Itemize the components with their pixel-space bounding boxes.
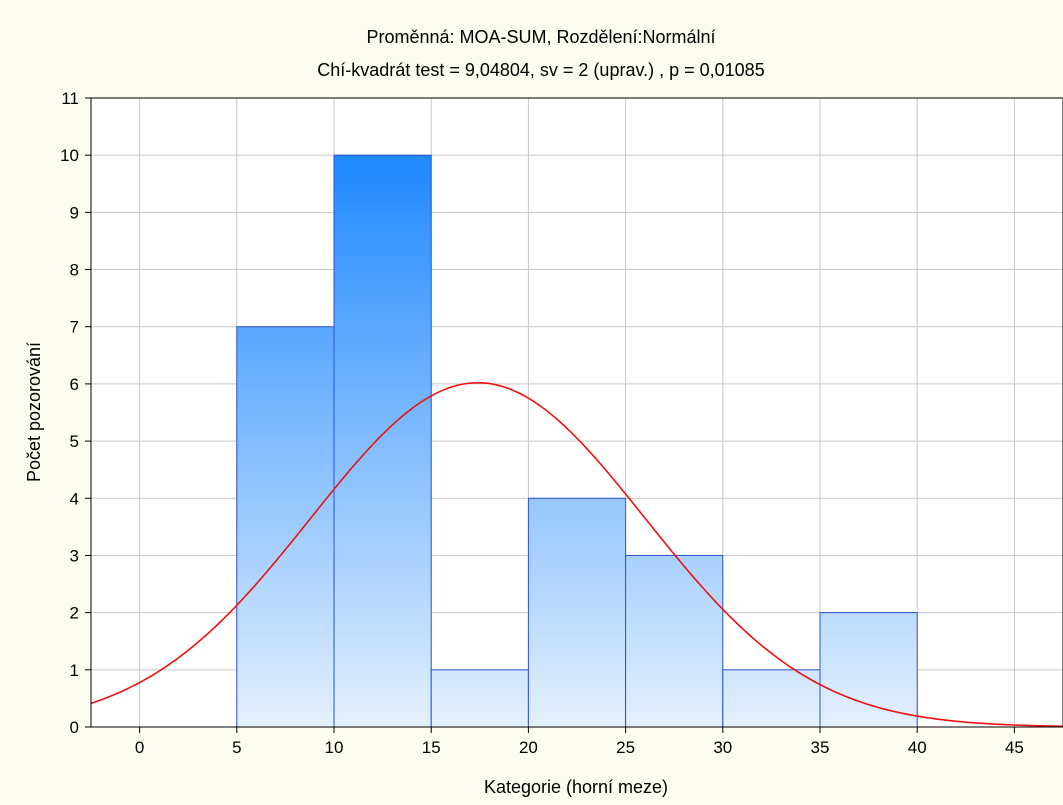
y-tick-label: 1 (70, 661, 79, 680)
chart-title: Proměnná: MOA-SUM, Rozdělení:Normální (366, 27, 715, 47)
y-tick-label: 4 (70, 489, 79, 508)
x-tick-label: 45 (1005, 738, 1024, 757)
normal-curve-layer (90, 381, 1063, 728)
x-tick-label: 20 (519, 738, 538, 757)
y-tick-label: 7 (70, 318, 79, 337)
normal-curve (90, 381, 1063, 728)
y-tick-label: 6 (70, 375, 79, 394)
histogram-bar (722, 669, 821, 728)
axis-ticks (85, 97, 1015, 733)
y-axis-label: Počet pozorování (24, 342, 44, 482)
x-axis-label: Kategorie (horní meze) (484, 777, 668, 797)
y-tick-label: 3 (70, 546, 79, 565)
y-tick-label: 9 (70, 203, 79, 222)
x-tick-label: 0 (135, 738, 144, 757)
histogram-bar (430, 669, 529, 728)
y-tick-label: 10 (60, 146, 79, 165)
y-tick-label: 11 (61, 89, 79, 108)
x-tick-label: 25 (616, 738, 635, 757)
x-tick-label: 40 (908, 738, 927, 757)
histogram-bar (236, 326, 335, 728)
x-tick-label: 15 (422, 738, 441, 757)
histogram-bar (625, 554, 724, 728)
x-tick-label: 35 (811, 738, 830, 757)
plot-frame (90, 97, 1063, 728)
x-tick-label: 10 (325, 738, 344, 757)
y-tick-label: 8 (70, 261, 79, 280)
y-tick-label: 2 (70, 604, 79, 623)
y-tick-label: 0 (70, 718, 79, 737)
x-tick-label: 30 (713, 738, 732, 757)
x-tick-label: 5 (232, 738, 241, 757)
histogram-bar (333, 154, 432, 728)
histogram-bars (236, 154, 918, 728)
chart-subtitle: Chí-kvadrát test = 9,04804, sv = 2 (upra… (317, 60, 764, 80)
x-tick-labels: 0 5 10 15 20 25 30 35 40 45 (135, 738, 1024, 757)
y-tick-labels: 0 1 2 3 4 5 6 7 8 9 10 11 (60, 89, 79, 737)
histogram-bar (527, 497, 627, 728)
y-tick-label: 5 (70, 432, 79, 451)
histogram-bar (819, 612, 918, 728)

- _Exercise instructions_
Return every line of the material above word for word, but leave out the picture.

- _Correct response_
Itemize the components with their pixel-space bounding boxes.
y-tick-label: 1 (70, 661, 79, 680)
chart-title: Proměnná: MOA-SUM, Rozdělení:Normální (366, 27, 715, 47)
y-tick-label: 4 (70, 489, 79, 508)
x-tick-label: 45 (1005, 738, 1024, 757)
normal-curve-layer (90, 381, 1063, 728)
x-tick-label: 20 (519, 738, 538, 757)
y-tick-label: 7 (70, 318, 79, 337)
normal-curve (90, 381, 1063, 728)
y-tick-label: 6 (70, 375, 79, 394)
histogram-bar (722, 669, 821, 728)
axis-ticks (85, 97, 1015, 733)
y-axis-label: Počet pozorování (24, 342, 44, 482)
x-axis-label: Kategorie (horní meze) (484, 777, 668, 797)
y-tick-label: 3 (70, 546, 79, 565)
y-tick-label: 9 (70, 203, 79, 222)
x-tick-label: 0 (135, 738, 144, 757)
histogram-bar (430, 669, 529, 728)
y-tick-label: 10 (60, 146, 79, 165)
y-tick-label: 11 (61, 89, 79, 108)
x-tick-label: 25 (616, 738, 635, 757)
x-tick-label: 40 (908, 738, 927, 757)
histogram-bar (236, 326, 335, 728)
x-tick-label: 15 (422, 738, 441, 757)
histogram-bar (625, 554, 724, 728)
x-tick-label: 35 (811, 738, 830, 757)
plot-frame (90, 97, 1063, 728)
x-tick-label: 10 (325, 738, 344, 757)
y-tick-label: 8 (70, 261, 79, 280)
y-tick-label: 2 (70, 604, 79, 623)
y-tick-label: 0 (70, 718, 79, 737)
x-tick-label: 30 (713, 738, 732, 757)
x-tick-label: 5 (232, 738, 241, 757)
histogram-bar (333, 154, 432, 728)
histogram-bars (236, 154, 918, 728)
chart-subtitle: Chí-kvadrát test = 9,04804, sv = 2 (upra… (317, 60, 764, 80)
x-tick-labels: 0 5 10 15 20 25 30 35 40 45 (135, 738, 1024, 757)
y-tick-labels: 0 1 2 3 4 5 6 7 8 9 10 11 (60, 89, 79, 737)
histogram-bar (527, 497, 627, 728)
y-tick-label: 5 (70, 432, 79, 451)
histogram-bar (819, 612, 918, 728)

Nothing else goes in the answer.